**Data supplied:**

---*---

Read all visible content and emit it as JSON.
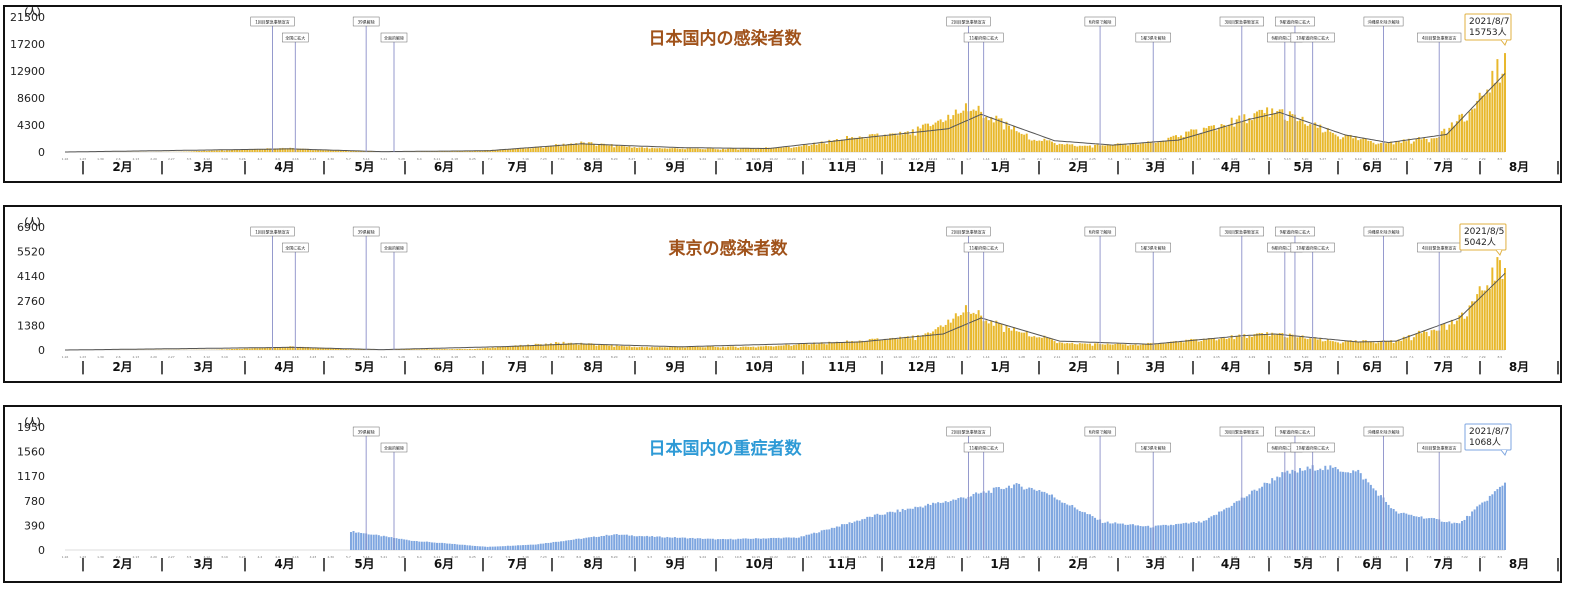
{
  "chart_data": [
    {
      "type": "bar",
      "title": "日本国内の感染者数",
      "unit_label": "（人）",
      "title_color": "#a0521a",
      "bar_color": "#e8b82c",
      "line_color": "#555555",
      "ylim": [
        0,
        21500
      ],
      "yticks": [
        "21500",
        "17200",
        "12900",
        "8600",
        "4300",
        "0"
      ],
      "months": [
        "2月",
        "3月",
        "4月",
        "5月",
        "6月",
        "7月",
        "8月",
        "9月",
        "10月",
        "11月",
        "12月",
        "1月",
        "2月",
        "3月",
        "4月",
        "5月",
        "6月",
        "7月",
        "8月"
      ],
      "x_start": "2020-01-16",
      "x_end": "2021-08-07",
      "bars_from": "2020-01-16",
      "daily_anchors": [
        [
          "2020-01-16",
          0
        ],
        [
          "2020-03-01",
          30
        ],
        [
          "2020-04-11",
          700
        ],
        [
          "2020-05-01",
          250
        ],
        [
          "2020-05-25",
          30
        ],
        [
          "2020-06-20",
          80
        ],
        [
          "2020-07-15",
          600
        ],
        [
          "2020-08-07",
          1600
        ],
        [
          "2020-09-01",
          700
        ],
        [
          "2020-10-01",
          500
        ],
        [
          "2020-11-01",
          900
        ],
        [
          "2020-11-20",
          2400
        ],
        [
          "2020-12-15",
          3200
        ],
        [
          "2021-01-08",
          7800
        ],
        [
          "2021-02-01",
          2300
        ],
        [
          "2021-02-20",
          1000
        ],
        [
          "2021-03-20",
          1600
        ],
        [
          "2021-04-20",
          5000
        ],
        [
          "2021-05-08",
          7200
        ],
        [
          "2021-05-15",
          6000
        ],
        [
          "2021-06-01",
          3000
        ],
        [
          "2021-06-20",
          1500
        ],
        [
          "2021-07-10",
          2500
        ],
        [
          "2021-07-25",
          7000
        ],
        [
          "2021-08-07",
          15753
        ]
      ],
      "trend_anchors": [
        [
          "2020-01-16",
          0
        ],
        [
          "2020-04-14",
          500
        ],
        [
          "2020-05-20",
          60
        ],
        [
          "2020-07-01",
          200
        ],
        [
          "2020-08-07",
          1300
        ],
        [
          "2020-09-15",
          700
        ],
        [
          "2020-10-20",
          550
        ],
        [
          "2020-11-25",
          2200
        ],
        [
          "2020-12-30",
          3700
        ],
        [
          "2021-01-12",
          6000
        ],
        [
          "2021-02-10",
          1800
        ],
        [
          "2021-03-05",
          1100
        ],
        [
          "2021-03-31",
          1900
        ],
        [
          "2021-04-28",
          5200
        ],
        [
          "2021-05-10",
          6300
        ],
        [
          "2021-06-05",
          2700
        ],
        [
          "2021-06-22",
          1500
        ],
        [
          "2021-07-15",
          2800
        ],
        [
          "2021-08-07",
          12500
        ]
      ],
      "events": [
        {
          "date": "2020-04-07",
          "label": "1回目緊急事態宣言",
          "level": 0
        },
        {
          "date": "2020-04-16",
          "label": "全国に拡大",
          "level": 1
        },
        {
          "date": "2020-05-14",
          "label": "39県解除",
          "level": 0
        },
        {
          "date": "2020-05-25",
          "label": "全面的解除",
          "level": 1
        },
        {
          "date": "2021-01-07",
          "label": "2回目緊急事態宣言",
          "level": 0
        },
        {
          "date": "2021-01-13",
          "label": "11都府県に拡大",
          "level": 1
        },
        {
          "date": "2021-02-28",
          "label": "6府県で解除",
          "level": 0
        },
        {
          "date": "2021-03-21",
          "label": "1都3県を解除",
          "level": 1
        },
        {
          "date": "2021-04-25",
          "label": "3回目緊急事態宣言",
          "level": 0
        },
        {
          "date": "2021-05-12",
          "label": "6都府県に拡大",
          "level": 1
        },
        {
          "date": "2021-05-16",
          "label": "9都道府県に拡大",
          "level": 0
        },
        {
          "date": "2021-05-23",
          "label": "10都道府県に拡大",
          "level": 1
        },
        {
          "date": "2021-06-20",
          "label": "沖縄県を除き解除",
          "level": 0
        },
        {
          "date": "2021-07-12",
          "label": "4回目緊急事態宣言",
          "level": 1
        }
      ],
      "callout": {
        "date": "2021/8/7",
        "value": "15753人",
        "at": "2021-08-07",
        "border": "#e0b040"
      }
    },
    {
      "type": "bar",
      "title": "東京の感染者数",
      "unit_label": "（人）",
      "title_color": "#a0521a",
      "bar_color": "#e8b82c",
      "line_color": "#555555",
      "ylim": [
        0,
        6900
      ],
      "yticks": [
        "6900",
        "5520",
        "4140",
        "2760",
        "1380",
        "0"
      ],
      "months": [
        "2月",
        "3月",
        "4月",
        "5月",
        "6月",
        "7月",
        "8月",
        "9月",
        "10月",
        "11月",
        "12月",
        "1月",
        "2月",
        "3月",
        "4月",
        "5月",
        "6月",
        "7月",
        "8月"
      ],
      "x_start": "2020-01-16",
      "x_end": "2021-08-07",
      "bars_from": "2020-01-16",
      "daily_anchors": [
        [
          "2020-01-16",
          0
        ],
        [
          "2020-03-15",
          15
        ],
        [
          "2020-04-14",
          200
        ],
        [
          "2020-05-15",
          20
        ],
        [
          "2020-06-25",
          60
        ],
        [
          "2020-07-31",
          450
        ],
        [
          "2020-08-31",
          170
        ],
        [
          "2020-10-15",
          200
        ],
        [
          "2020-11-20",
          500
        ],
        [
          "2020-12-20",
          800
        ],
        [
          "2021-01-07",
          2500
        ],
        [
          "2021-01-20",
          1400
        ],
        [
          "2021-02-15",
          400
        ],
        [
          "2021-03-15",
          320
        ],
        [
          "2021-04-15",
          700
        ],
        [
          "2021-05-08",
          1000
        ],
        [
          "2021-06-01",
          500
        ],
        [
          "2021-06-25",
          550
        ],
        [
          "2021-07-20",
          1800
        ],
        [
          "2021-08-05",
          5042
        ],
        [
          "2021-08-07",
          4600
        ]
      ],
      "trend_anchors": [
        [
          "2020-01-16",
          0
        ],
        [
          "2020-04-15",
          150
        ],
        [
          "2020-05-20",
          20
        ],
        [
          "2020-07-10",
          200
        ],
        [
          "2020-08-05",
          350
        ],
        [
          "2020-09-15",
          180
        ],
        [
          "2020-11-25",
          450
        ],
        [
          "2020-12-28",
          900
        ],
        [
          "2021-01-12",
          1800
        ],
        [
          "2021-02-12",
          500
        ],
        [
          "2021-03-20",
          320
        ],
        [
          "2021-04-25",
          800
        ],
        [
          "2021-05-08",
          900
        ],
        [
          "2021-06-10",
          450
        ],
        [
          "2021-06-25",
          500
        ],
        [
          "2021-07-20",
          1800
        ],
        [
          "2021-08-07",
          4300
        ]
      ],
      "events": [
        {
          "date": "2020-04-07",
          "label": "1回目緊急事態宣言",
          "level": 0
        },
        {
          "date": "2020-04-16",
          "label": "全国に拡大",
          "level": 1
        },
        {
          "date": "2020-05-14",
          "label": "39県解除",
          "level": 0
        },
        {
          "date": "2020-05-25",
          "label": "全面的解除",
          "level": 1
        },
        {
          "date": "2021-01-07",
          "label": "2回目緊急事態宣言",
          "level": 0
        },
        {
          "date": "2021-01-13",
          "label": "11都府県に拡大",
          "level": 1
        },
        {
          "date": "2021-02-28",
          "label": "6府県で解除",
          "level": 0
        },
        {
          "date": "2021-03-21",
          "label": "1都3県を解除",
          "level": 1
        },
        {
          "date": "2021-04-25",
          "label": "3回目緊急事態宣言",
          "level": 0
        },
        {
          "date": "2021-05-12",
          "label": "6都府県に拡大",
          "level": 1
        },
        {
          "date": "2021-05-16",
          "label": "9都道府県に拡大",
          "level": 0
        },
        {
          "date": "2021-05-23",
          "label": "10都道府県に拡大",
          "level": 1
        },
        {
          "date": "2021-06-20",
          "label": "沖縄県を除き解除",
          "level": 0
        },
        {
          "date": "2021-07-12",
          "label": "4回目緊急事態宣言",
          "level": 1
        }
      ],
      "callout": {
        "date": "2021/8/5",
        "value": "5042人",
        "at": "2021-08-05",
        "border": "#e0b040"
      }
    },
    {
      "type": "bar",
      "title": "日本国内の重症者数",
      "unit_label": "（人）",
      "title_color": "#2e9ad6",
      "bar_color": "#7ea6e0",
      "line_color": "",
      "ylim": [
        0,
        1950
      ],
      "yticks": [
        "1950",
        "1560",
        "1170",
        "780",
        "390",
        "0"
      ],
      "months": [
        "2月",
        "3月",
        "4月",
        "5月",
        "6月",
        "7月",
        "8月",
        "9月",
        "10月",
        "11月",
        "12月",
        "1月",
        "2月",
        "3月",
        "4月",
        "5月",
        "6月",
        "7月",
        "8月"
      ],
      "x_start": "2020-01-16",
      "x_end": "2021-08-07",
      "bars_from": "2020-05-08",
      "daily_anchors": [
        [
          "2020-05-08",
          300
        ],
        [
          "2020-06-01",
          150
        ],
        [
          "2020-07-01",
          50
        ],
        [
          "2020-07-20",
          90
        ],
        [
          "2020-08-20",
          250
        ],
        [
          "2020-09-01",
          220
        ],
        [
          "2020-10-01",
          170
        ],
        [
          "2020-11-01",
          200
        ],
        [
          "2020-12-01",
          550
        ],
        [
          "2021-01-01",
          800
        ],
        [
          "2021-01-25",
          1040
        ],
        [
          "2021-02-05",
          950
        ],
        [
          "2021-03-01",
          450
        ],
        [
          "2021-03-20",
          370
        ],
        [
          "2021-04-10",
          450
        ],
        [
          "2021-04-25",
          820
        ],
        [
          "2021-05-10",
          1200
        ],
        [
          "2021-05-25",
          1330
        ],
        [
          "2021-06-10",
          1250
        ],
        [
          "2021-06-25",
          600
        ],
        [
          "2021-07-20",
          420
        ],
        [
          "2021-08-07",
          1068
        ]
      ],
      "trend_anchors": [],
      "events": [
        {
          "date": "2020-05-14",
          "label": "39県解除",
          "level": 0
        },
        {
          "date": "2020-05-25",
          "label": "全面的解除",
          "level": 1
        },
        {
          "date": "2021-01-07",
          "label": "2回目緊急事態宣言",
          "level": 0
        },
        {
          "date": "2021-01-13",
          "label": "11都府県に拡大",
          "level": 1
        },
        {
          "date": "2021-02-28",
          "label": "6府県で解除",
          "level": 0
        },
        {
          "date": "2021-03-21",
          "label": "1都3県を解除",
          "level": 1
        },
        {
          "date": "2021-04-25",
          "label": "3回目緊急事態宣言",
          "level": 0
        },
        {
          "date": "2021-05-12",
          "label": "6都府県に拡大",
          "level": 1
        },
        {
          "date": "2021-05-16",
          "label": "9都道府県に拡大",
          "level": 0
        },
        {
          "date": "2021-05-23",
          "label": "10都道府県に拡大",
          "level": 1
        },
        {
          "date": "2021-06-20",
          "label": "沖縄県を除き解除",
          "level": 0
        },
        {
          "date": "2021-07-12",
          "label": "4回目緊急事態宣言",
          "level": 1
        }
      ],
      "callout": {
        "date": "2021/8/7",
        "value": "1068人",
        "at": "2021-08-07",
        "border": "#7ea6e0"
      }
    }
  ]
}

---*---

**Problem requirements:** Determine how many lines in the listing above hold the string "value", then write only the number.

**Response to the task:** 3